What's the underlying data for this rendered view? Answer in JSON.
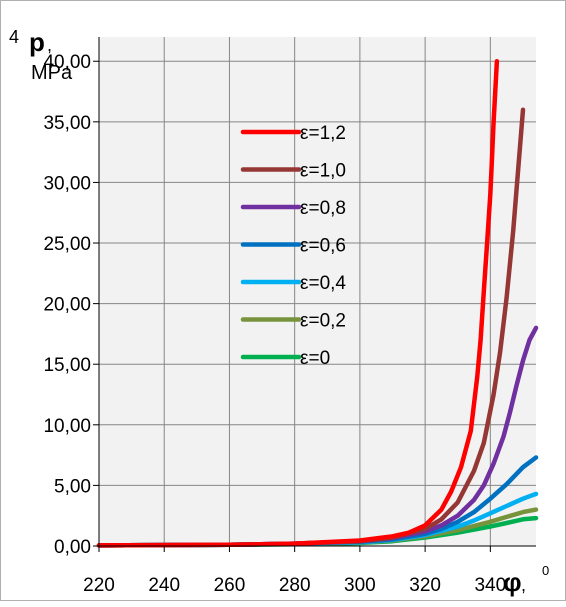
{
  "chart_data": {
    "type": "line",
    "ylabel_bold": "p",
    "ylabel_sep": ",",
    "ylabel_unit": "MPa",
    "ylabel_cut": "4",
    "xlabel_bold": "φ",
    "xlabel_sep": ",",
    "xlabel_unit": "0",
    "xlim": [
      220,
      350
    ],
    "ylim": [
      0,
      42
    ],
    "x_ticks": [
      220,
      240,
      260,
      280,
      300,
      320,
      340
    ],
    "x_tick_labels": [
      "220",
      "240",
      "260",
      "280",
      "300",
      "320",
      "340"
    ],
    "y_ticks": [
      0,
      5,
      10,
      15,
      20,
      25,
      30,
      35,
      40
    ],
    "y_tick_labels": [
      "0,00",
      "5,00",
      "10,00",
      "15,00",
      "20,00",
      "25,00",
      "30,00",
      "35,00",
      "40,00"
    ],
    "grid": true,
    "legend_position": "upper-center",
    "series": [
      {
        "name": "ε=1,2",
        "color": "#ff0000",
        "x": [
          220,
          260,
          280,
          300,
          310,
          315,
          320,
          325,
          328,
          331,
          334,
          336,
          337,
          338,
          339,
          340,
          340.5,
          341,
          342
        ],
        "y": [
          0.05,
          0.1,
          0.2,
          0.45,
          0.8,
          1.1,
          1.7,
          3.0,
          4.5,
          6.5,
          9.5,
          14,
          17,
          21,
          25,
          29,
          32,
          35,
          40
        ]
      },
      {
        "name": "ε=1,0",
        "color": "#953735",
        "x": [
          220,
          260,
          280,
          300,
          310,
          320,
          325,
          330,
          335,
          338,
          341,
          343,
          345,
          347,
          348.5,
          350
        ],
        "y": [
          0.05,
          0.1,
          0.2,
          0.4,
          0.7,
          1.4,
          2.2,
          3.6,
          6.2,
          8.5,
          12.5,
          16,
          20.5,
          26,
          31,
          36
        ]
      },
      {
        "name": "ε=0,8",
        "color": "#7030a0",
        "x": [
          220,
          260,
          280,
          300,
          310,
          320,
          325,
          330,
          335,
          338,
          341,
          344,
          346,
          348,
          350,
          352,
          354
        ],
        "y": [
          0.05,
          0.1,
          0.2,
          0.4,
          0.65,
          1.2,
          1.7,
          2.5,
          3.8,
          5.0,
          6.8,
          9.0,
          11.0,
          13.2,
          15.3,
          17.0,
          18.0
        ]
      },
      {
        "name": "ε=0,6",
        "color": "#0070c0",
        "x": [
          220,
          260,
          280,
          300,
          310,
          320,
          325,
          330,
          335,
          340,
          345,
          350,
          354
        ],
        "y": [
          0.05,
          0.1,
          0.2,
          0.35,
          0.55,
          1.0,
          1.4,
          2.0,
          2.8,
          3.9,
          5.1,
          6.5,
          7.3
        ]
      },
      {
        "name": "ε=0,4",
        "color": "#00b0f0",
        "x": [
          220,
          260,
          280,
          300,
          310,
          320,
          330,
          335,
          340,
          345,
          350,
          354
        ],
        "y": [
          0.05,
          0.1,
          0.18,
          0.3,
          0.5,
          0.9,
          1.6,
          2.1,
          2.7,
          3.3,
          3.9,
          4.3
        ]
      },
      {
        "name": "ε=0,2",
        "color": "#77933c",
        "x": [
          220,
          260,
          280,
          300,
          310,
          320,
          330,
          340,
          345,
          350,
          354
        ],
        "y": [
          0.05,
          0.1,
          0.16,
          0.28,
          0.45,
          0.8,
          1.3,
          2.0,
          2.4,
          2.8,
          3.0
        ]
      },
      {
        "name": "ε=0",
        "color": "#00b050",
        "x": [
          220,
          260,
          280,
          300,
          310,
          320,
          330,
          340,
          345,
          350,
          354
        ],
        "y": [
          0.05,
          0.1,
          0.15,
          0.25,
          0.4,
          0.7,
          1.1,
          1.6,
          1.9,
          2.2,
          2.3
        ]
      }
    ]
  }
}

◇ ◇ ◇ ◇

◆ **Instructions to follow**
What is the number of lines holding the word "name"? State it alone.

◆ **Correct output**
7